## Begin PROVIDED ENTRIES

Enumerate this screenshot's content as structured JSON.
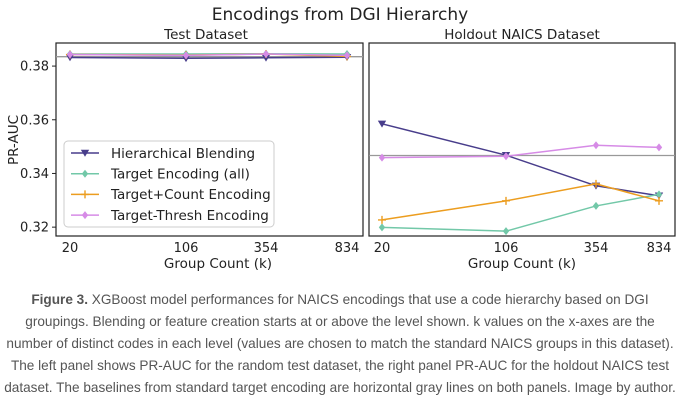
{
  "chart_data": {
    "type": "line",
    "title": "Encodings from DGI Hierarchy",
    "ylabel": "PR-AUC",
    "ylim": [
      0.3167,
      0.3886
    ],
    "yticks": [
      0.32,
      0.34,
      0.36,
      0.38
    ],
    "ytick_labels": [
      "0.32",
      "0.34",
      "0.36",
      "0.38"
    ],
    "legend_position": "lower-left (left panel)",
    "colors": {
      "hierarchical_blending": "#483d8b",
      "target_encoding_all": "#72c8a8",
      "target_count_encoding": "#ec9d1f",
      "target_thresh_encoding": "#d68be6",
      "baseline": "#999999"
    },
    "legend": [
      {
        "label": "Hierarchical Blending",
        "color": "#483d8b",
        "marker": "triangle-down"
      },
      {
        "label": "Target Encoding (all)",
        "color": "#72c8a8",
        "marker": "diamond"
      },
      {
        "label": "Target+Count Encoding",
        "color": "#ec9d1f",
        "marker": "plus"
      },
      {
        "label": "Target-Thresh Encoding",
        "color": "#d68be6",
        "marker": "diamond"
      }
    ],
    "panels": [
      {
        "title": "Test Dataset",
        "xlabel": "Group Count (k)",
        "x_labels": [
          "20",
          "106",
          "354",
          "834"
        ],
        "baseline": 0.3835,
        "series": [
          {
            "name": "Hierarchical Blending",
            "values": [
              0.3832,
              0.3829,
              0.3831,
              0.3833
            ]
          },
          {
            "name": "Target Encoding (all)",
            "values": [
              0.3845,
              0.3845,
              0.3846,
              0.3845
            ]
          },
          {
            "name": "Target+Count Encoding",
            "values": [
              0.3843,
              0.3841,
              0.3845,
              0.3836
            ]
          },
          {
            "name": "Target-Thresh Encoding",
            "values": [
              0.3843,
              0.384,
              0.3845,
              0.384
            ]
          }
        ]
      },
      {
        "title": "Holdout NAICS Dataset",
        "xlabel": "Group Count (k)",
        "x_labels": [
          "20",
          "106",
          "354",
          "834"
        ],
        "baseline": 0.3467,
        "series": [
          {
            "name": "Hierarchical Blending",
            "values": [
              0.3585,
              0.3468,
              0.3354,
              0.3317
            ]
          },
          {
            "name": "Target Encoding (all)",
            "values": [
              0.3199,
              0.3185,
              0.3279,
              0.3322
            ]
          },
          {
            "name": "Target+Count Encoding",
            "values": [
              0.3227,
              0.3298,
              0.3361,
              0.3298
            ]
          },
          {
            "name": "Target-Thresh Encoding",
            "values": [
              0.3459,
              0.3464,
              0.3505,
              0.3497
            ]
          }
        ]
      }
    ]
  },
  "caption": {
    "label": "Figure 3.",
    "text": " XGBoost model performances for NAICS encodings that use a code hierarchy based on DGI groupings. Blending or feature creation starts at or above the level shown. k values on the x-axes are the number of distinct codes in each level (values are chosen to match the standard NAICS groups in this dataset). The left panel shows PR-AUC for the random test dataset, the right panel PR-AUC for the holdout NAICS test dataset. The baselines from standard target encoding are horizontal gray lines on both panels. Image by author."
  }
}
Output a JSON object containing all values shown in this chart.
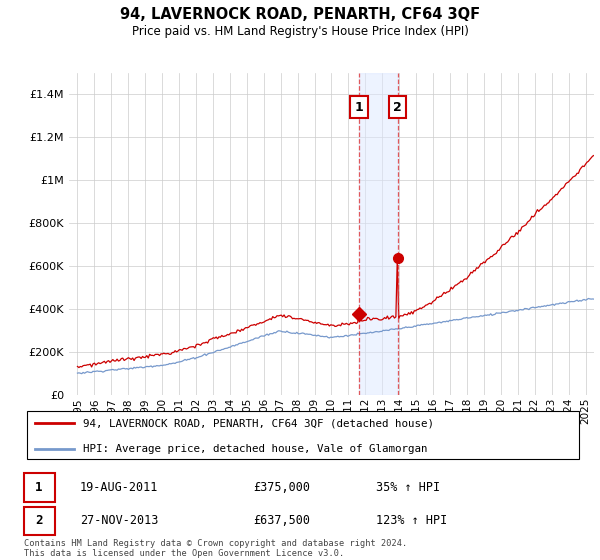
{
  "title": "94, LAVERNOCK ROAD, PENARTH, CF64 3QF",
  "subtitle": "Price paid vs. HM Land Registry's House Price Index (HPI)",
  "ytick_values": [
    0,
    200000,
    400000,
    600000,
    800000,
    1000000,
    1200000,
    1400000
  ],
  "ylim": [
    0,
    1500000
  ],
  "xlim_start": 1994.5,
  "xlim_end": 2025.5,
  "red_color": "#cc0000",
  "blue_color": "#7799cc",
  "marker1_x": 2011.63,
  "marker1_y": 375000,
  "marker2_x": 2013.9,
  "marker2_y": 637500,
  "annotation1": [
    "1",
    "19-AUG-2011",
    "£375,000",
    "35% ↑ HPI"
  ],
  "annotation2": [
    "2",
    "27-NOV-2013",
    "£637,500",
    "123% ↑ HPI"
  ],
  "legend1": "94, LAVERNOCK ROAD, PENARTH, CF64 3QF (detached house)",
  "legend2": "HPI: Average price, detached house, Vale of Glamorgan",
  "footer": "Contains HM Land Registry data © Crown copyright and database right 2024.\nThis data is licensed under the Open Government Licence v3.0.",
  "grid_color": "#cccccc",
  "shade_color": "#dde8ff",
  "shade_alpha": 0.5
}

## End PROVIDED ENTRIES

▶ YOUR TASK
Select the lines that carry the string "LAVERNOCK" and copy them.

▶ RESPONSE TO THE EXERCISE
  "title": "94, LAVERNOCK ROAD, PENARTH, CF64 3QF",
  "legend1": "94, LAVERNOCK ROAD, PENARTH, CF64 3QF (detached house)",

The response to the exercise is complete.